• [ФРАГМЕНТ ТЕКСТА]
[<<Содержание] [Архив]       ЛЕХАИМ АВГУСТ 2002 АВ 5763 — 8 (124)

 

Кестлер: поиски абсолюта

Алексей Зверев

В 1926 году Артур Кестлер, недавний выпускник Венского университета, начинавший блестящую карьеру журналиста, изумил сокурсников и коллег по редакции, решив уехать в Палестину.

Он не стал хлопотать об иммиграции по скудной квоте, предоставляемой англичанами, а отправился в страну, о которой тогда почти ничего не знали, на свой страх и риск, став халуцом, поселенцем без собственного капитала и практически без гражданских прав. Родителям, которые, рано распознав угрозу своему культурному слою, после первых выступлений нацистов перебрались из Будапешта в Лондон, Кестлер написал, что подвернулась возможность попрактиковаться в должности инженера, оправдав только что полученный диплом.

В действительности он сделался обычным сельскохозяйственным рабочим, хотя ему предназначалось со временем стать главой коммерческой фирмы, как отец. Кестлер попал в кибуц Хефци-ба, маленькую коммуну, со всех сторон окруженную арабскими территориями. Место было гиблое: в автобиографии Кестлер вспоминает, что вокруг простиралась «каменная пустыня, царство малярии, тифа и разбойников-бедуинов». Но для него Хефци-ба был «блистательным символом свободы из моих снов».

• [РАЗДЕЛ ДАННЫХ]
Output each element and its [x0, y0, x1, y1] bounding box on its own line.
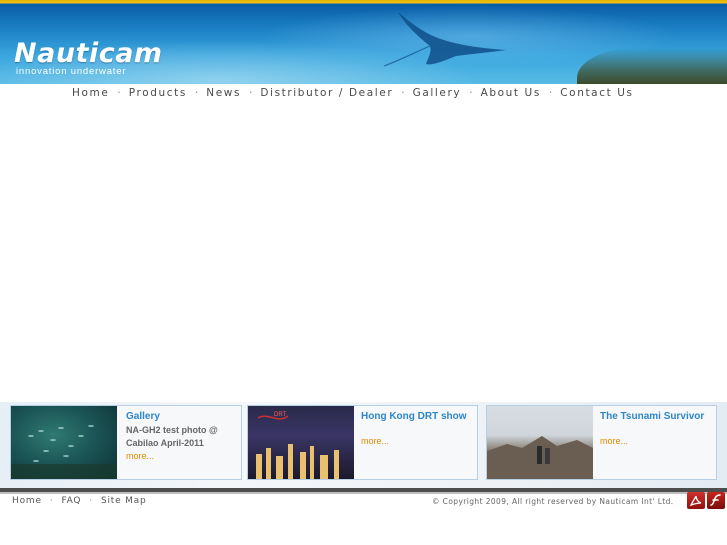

• [ВЫПОЛНИТЕ ЗАДАНИЯ]
**a.** В какой кибуц попал Кестлер, согласно отрывку статьи о нем?
**b.** Как перевести на английский язык предложение из статьи о Кестлере: «Кестлер попал в кибуц Хефци-ба, маленькую коммуну, со всех сторон окруженную арабскими территориями»?
**c.** Допишите статью о Кестлере, начав сразу после ее последней фразы.
Данные для выполнения заданий не понадобятся.

• [ОТВЕТЫ НА ЗАДАНИЯ]
**a.** В кибуц Хефци-ба.

**b.** Koestler ended up in Kibbutz Heftzibah, a small commune surrounded on all sides by Arab territories.

**c.**
Кестлер верил, что здесь он обретет чувство небесцельности своего существования. После исторических разломов и катастроф, определивших дух эпохи, на которую пришлась его ранняя юность, он, как многие из этого поколения, ощущал, что век разума и прогресса кончился, а небо опустело, но не хотел примириться с мыслью о жизни в духовном вакууме. Случайно попавшаяся на глаза брошюрка об арабских бесчинствах и несколько пламенных статей Жаботинского сделали свое дело: Кестлер стал ревностным сионистом. Он вообще не мирился с состоянием душевного хаоса и неопределенности, уже в годы своего будапештского детства поняв, что доминанта его характера — одержимость бесконечностью, ностальгия по абсолюту, невозможность удовлетвориться будничным, живя как все «здесь и сейчас».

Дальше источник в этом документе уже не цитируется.